*** PROVIDED DATA
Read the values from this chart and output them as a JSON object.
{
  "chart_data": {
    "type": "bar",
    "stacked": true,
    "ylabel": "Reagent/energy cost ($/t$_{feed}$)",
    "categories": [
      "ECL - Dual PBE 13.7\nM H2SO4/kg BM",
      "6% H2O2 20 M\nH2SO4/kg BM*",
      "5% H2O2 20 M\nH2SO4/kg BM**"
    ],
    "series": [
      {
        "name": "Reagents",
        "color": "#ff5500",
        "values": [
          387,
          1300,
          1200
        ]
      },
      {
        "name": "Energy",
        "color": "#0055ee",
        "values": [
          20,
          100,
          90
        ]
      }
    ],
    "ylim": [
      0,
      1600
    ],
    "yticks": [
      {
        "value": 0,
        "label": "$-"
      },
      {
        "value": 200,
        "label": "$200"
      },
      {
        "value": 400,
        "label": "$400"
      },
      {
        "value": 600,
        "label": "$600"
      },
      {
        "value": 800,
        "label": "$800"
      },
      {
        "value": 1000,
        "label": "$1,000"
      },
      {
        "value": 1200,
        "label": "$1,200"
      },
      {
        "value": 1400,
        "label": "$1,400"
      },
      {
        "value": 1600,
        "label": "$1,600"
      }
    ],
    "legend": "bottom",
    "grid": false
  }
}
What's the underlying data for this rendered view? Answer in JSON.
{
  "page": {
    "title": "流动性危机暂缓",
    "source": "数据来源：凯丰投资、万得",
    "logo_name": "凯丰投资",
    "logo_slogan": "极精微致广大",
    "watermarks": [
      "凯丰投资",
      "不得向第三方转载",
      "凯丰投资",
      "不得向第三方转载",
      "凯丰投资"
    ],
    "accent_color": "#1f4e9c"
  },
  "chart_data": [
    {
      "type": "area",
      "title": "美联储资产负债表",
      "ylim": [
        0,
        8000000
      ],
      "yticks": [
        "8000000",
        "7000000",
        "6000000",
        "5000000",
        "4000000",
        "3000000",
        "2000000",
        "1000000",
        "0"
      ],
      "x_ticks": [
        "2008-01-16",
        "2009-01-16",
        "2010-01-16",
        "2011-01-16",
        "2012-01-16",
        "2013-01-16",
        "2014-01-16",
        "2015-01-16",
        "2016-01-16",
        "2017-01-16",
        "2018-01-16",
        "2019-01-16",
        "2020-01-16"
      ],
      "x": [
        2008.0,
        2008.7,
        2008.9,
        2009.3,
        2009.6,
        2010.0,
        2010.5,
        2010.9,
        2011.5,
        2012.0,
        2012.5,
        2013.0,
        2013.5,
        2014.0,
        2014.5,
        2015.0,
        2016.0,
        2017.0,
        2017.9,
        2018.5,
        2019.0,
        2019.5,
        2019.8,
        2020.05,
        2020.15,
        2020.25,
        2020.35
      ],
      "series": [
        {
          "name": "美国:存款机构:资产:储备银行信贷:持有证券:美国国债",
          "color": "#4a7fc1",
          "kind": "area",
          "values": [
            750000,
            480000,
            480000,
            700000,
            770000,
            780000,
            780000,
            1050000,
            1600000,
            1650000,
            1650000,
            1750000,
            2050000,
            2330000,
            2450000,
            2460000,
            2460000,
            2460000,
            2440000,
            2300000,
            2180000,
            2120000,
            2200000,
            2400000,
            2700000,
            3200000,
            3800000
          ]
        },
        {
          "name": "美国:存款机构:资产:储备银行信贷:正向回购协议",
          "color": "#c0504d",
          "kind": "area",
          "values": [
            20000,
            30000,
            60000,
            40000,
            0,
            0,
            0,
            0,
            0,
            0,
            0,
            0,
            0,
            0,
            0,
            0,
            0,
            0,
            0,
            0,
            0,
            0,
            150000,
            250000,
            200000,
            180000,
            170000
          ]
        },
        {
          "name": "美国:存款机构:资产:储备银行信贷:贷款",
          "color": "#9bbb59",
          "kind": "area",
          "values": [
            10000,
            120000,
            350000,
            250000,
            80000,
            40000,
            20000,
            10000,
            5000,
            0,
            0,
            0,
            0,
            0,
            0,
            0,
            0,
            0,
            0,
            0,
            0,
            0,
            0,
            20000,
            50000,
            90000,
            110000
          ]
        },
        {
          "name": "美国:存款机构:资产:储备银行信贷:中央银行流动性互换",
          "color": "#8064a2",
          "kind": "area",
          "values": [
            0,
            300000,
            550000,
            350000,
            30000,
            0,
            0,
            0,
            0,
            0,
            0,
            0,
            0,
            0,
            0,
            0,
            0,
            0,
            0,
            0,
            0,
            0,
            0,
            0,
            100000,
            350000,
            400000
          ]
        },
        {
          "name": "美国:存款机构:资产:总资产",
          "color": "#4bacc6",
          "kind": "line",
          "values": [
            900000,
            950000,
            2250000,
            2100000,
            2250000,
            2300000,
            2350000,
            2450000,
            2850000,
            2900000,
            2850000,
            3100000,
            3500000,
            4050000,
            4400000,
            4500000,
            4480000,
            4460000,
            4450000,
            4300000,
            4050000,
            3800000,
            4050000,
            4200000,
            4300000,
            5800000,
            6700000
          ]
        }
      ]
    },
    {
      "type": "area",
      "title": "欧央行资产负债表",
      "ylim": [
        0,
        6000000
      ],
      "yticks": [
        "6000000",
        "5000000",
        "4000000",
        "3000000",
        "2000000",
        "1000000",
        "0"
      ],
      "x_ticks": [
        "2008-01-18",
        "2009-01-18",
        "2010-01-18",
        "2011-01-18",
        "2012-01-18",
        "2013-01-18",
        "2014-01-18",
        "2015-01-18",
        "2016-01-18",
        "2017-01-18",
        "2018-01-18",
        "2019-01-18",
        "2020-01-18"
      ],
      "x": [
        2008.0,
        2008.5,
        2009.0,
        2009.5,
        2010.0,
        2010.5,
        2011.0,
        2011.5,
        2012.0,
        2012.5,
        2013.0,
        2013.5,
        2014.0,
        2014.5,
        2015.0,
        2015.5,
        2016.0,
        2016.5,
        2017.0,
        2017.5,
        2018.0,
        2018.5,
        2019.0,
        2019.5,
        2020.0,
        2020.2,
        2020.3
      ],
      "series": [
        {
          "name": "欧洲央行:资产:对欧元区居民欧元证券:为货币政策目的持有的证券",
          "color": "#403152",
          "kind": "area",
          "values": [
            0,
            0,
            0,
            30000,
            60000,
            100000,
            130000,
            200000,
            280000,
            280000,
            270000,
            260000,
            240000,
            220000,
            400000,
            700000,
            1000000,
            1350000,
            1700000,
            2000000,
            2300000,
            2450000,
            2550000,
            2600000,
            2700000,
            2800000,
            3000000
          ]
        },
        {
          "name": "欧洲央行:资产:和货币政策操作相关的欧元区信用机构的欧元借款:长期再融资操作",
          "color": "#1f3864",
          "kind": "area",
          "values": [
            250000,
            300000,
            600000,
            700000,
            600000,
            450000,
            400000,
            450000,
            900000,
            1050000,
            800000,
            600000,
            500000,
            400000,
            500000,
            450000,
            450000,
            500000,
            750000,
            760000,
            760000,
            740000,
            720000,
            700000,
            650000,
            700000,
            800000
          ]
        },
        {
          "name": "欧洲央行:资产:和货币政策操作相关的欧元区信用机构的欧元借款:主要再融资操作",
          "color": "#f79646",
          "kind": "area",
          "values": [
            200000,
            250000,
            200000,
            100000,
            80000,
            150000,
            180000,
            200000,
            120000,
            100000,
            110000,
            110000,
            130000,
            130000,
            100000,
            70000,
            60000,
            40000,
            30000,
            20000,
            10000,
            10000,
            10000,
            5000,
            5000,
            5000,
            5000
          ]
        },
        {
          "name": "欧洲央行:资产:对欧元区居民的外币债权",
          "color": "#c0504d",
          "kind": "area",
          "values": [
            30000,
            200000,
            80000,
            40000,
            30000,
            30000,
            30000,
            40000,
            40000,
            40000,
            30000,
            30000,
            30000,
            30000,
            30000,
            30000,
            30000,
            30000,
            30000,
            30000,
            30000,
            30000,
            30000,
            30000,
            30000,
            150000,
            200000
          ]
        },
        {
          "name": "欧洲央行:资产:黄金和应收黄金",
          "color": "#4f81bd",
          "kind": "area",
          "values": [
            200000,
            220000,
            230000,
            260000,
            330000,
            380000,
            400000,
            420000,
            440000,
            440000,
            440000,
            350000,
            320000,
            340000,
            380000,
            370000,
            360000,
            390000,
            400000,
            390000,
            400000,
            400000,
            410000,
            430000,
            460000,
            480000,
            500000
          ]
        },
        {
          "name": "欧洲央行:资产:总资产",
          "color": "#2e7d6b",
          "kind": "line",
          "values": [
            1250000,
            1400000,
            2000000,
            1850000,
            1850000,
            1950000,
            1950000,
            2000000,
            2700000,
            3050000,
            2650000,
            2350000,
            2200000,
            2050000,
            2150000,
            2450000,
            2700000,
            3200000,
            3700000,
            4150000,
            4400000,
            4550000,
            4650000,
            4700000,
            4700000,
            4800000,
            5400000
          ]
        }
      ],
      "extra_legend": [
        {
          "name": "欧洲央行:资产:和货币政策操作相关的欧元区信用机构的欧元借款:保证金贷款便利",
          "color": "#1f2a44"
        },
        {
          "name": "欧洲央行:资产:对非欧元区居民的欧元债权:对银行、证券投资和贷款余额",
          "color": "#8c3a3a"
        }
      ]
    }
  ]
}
******
:: THE EXERCISE ::
Find the lines holding "title" and list every one.

:: WRITTEN ANSWER ::
    "title": "流动性危机暂缓",
      "title": "美联储资产负债表",
      "title": "欧央行资产负债表",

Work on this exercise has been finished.